WORK TO DO: From the listing that follows, output everything exactly except the pictures.

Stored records
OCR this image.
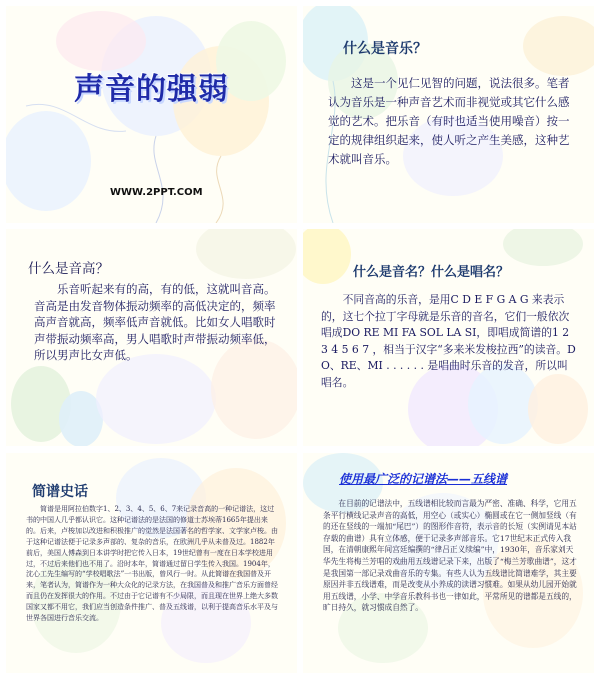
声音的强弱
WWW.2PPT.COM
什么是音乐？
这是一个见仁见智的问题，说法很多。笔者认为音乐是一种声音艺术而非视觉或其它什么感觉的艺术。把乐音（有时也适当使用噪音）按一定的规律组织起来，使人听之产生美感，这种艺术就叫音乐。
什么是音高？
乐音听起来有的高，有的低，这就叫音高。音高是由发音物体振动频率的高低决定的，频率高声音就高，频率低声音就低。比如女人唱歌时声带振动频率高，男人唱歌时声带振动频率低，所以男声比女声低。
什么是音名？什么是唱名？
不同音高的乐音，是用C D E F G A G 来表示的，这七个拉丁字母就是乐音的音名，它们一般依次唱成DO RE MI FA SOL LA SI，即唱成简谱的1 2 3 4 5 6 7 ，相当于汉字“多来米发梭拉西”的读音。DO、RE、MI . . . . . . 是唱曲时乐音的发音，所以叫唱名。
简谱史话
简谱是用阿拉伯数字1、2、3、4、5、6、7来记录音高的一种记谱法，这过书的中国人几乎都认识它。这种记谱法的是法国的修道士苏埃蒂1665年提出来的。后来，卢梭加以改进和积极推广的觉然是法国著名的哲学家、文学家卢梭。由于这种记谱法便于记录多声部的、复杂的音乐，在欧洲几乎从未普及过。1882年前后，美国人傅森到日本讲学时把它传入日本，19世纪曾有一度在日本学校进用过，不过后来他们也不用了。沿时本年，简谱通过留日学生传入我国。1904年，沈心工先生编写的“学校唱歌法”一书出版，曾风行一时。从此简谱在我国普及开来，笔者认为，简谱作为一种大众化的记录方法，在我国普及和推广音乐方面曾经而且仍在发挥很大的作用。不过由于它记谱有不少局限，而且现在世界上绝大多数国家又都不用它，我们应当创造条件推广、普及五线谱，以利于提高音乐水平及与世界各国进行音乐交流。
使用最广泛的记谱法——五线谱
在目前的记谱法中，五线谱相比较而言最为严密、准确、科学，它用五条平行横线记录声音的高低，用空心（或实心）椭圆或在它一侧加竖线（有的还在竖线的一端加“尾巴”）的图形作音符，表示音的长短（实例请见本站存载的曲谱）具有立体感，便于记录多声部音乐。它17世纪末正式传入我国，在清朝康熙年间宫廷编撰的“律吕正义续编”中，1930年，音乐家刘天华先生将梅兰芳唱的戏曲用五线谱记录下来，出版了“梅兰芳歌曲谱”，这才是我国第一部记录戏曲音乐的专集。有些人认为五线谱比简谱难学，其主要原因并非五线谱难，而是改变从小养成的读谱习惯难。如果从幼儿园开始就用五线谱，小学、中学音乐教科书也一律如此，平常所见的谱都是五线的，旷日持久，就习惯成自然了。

TASK RESULT:
OCR this image.
声音的强弱
WWW.2PPT.COM
什么是音乐？
这是一个见仁见智的问题，说法很多。笔者认为音乐是一种声音艺术而非视觉或其它什么感觉的艺术。把乐音（有时也适当使用噪音）按一定的规律组织起来，使人听之产生美感，这种艺术就叫音乐。
什么是音高？
乐音听起来有的高，有的低，这就叫音高。音高是由发音物体振动频率的高低决定的，频率高声音就高，频率低声音就低。比如女人唱歌时声带振动频率高，男人唱歌时声带振动频率低，所以男声比女声低。
什么是音名？什么是唱名？
不同音高的乐音，是用C D E F G A G 来表示的，这七个拉丁字母就是乐音的音名，它们一般依次唱成DO RE MI FA SOL LA SI，即唱成简谱的1 2 3 4 5 6 7 ，相当于汉字“多来米发梭拉西”的读音。DO、RE、MI . . . . . . 是唱曲时乐音的发音，所以叫唱名。
简谱史话
简谱是用阿拉伯数字1、2、3、4、5、6、7来记录音高的一种记谱法，这过书的中国人几乎都认识它。这种记谱法的是法国的修道士苏埃蒂1665年提出来的。后来，卢梭加以改进和积极推广的觉然是法国著名的哲学家、文学家卢梭。由于这种记谱法便于记录多声部的、复杂的音乐，在欧洲几乎从未普及过。1882年前后，美国人傅森到日本讲学时把它传入日本，19世纪曾有一度在日本学校进用过，不过后来他们也不用了。沿时本年，简谱通过留日学生传入我国。1904年，沈心工先生编写的“学校唱歌法”一书出版，曾风行一时。从此简谱在我国普及开来，笔者认为，简谱作为一种大众化的记录方法，在我国普及和推广音乐方面曾经而且仍在发挥很大的作用。不过由于它记谱有不少局限，而且现在世界上绝大多数国家又都不用它，我们应当创造条件推广、普及五线谱，以利于提高音乐水平及与世界各国进行音乐交流。
使用最广泛的记谱法——五线谱
在目前的记谱法中，五线谱相比较而言最为严密、准确、科学，它用五条平行横线记录声音的高低，用空心（或实心）椭圆或在它一侧加竖线（有的还在竖线的一端加“尾巴”）的图形作音符，表示音的长短（实例请见本站存载的曲谱）具有立体感，便于记录多声部音乐。它17世纪末正式传入我国，在清朝康熙年间宫廷编撰的“律吕正义续编”中，1930年，音乐家刘天华先生将梅兰芳唱的戏曲用五线谱记录下来，出版了“梅兰芳歌曲谱”，这才是我国第一部记录戏曲音乐的专集。有些人认为五线谱比简谱难学，其主要原因并非五线谱难，而是改变从小养成的读谱习惯难。如果从幼儿园开始就用五线谱，小学、中学音乐教科书也一律如此，平常所见的谱都是五线的，旷日持久，就习惯成自然了。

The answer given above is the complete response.